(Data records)

* * * * *

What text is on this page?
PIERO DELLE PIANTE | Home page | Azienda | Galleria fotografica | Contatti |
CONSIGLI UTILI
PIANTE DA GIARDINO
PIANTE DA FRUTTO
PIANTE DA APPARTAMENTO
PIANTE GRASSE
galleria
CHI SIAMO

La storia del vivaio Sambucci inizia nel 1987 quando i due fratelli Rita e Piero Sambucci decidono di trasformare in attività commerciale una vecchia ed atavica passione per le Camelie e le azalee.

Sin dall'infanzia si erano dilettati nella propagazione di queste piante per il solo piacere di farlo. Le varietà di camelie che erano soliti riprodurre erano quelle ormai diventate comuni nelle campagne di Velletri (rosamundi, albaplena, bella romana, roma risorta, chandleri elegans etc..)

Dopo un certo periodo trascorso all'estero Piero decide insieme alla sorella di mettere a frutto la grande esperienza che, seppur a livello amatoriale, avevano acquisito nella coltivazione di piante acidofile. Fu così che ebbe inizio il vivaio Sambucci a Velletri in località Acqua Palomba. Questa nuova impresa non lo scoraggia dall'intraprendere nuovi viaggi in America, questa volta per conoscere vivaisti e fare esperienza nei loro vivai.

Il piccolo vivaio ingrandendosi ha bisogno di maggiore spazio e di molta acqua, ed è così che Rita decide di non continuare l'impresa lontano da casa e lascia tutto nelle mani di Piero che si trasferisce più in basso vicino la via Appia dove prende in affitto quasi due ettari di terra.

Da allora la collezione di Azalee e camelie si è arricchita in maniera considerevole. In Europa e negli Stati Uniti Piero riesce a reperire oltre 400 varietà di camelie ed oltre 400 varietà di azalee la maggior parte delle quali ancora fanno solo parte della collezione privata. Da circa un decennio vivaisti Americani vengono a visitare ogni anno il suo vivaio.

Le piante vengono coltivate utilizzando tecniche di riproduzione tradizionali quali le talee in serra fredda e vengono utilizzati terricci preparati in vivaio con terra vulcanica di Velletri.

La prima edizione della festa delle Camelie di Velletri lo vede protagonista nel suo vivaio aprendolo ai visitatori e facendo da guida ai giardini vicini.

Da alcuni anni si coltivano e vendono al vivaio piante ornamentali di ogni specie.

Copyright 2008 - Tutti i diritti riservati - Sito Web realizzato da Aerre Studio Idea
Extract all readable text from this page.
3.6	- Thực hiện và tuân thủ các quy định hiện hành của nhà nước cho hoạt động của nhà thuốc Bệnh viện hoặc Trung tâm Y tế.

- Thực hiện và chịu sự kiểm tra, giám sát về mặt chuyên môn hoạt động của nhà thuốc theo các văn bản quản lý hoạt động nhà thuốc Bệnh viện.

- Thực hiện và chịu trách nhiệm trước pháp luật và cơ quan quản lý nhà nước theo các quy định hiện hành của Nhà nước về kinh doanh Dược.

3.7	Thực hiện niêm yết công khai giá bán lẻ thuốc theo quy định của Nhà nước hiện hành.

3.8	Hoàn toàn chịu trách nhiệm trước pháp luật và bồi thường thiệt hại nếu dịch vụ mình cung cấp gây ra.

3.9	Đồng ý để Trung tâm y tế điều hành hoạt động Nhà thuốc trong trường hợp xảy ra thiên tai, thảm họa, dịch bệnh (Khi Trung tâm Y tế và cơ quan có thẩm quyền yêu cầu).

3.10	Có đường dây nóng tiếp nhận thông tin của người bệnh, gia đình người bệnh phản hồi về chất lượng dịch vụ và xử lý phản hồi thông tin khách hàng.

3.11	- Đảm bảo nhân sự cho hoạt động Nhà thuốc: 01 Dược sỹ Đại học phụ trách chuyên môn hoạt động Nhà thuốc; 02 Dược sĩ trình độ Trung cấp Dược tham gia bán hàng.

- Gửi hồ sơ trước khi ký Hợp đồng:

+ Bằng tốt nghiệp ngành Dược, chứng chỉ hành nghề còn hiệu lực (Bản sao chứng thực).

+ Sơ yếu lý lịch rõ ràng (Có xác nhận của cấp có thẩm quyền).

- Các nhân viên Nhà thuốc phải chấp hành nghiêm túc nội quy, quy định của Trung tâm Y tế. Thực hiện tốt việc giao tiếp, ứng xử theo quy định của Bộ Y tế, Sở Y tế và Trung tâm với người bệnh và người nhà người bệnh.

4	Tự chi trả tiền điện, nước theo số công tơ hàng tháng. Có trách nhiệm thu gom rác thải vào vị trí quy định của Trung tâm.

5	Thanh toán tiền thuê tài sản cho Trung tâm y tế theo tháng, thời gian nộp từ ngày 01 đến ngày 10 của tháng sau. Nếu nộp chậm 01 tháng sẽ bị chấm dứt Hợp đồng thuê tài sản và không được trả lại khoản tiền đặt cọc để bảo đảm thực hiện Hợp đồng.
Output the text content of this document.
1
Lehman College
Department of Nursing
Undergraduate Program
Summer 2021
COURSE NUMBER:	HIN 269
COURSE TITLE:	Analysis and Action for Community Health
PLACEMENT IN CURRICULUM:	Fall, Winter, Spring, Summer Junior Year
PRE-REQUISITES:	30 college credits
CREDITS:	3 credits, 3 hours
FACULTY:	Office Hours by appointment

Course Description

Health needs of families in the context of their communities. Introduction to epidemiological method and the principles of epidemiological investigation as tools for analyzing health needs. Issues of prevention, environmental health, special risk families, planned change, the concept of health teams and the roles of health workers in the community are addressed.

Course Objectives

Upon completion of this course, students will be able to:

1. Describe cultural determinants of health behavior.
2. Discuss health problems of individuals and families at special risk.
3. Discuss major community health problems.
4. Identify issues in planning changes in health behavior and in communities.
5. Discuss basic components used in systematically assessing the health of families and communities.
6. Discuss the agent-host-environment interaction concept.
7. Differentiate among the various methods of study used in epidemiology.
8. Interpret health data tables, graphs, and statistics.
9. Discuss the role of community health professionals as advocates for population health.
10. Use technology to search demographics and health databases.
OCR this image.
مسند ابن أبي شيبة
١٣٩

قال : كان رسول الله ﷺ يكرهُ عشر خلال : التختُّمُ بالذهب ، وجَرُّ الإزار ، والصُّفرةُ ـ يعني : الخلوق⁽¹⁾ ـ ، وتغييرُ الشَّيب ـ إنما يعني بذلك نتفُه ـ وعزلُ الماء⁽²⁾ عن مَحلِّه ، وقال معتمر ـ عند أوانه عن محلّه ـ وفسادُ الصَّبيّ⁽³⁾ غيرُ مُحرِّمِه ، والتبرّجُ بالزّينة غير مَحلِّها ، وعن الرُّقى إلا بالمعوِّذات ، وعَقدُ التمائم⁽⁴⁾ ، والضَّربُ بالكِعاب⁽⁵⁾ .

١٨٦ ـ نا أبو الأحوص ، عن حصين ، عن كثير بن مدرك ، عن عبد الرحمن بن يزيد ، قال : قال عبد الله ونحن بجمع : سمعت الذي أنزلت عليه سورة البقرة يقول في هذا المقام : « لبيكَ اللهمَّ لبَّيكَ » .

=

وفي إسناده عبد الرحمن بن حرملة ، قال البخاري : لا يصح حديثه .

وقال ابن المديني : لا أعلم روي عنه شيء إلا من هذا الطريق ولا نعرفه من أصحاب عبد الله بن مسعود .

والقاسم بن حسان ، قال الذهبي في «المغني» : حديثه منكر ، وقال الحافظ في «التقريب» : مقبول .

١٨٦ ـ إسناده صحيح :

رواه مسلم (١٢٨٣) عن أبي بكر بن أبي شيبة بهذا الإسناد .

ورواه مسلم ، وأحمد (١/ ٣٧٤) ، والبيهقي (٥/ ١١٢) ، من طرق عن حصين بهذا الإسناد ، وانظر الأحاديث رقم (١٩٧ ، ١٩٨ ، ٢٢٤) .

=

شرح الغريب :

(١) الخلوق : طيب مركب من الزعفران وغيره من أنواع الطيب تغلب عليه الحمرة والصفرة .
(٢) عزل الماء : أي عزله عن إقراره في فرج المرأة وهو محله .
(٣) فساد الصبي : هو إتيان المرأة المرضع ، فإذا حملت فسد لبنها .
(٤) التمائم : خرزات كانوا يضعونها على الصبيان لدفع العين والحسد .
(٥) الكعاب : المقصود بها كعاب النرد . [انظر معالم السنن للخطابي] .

* * * * *

Prompt
Copy each line containing the word "nhân" from the data.

Complete output
3.11	- Đảm bảo nhân sự cho hoạt động Nhà thuốc: 01 Dược sỹ Đại học phụ trách chuyên môn hoạt động Nhà thuốc; 02 Dược sĩ trình độ Trung cấp Dược tham gia bán hàng.
- Các nhân viên Nhà thuốc phải chấp hành nghiêm túc nội quy, quy định của Trung tâm Y tế. Thực hiện tốt việc giao tiếp, ứng xử theo quy định của Bộ Y tế, Sở Y tế và Trung tâm với người bệnh và người nhà người bệnh.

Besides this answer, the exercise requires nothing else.